## Prompt
Wherever the word "Ἱσπανίας" shows up in a line, please copy that line.

(Dataset records)

====

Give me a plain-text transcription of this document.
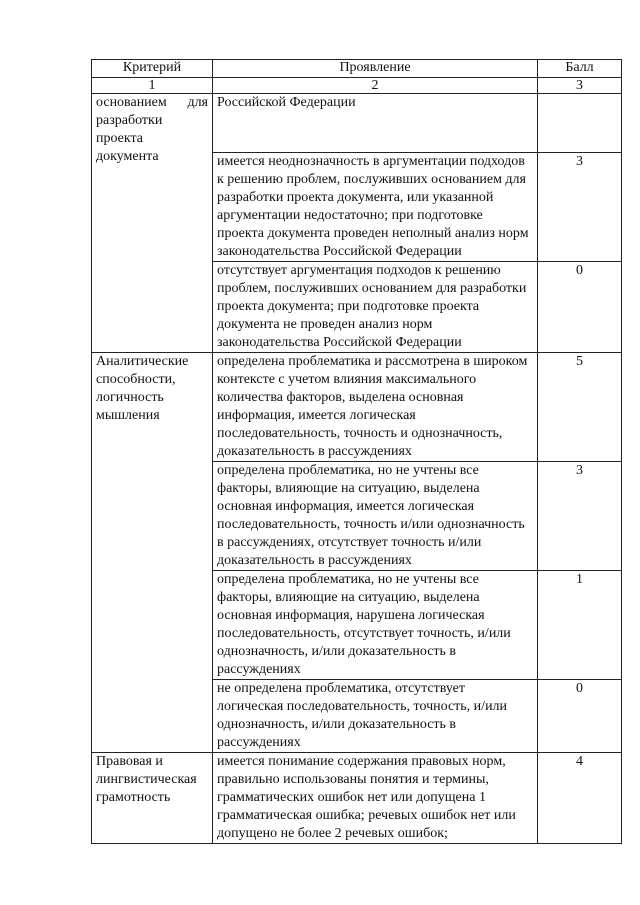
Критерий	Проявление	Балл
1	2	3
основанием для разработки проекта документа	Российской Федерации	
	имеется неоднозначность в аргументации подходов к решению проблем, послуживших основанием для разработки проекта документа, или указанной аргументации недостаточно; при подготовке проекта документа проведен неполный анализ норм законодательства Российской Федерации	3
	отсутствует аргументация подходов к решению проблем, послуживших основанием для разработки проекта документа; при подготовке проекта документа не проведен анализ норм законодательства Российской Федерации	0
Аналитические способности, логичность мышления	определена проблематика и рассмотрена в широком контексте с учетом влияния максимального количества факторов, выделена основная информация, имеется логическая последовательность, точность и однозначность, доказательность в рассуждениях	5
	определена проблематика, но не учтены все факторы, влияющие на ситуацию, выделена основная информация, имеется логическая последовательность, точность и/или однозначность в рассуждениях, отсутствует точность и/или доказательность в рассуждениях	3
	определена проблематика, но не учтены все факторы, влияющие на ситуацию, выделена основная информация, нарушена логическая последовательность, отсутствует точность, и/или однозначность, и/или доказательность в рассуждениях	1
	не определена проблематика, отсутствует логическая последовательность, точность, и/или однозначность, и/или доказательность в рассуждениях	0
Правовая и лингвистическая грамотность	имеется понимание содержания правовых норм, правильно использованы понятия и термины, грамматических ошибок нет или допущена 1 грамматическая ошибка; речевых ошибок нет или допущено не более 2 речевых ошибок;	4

====

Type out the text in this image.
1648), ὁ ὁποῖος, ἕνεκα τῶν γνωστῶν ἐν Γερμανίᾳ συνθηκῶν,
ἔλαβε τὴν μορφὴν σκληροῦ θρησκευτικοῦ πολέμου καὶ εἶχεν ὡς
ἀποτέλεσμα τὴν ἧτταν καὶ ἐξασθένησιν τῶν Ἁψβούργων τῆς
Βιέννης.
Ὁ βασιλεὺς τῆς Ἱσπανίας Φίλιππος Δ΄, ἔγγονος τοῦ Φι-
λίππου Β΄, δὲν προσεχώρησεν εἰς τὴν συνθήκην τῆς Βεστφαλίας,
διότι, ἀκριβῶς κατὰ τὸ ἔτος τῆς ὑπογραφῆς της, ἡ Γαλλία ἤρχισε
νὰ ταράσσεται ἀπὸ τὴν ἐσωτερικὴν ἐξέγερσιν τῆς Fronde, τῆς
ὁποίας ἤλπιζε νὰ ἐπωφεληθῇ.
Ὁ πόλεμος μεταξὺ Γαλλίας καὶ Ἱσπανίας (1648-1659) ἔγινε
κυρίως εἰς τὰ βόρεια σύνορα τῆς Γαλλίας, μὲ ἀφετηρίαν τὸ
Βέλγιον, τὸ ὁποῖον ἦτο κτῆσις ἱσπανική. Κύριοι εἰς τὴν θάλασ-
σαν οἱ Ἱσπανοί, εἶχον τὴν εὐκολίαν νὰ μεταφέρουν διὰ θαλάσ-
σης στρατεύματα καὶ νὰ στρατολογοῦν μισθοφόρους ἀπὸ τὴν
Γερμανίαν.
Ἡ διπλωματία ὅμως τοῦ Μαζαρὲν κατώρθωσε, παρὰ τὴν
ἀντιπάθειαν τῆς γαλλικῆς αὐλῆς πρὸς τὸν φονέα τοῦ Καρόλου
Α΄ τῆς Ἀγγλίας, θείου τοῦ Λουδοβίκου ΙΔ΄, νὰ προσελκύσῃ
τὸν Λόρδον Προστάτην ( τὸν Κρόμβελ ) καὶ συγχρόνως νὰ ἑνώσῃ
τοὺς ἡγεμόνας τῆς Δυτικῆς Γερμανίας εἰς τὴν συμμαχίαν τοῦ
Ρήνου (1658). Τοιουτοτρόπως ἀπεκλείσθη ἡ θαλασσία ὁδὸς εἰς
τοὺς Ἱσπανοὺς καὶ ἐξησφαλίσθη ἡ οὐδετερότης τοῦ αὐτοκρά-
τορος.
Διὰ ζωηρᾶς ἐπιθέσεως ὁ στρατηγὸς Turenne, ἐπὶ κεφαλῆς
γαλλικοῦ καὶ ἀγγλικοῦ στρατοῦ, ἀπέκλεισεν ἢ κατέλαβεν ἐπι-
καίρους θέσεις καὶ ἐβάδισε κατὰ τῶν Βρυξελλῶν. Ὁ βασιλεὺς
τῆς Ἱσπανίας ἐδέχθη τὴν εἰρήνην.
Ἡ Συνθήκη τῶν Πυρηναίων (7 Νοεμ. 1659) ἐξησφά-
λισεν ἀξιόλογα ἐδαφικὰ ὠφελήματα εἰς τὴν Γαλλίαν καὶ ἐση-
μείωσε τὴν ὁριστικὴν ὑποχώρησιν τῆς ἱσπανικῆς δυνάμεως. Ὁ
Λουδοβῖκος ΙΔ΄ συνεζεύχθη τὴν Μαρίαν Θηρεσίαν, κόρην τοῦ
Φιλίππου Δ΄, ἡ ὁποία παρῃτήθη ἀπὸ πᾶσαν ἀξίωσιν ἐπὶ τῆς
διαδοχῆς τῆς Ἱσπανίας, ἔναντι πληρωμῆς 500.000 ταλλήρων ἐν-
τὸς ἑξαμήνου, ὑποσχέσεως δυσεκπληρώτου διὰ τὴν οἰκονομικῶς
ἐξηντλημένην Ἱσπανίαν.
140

====

## Task response
Ὁ βασιλεὺς τῆς Ἱσπανίας Φίλιππος Δ΄, ἔγγονος τοῦ Φι-
Ὁ πόλεμος μεταξὺ Γαλλίας καὶ Ἱσπανίας (1648-1659) ἔγινε
τῆς Ἱσπανίας ἐδέχθη τὴν εἰρήνην.
διαδοχῆς τῆς Ἱσπανίας, ἔναντι πληρωμῆς 500.000 ταλλήρων ἐν-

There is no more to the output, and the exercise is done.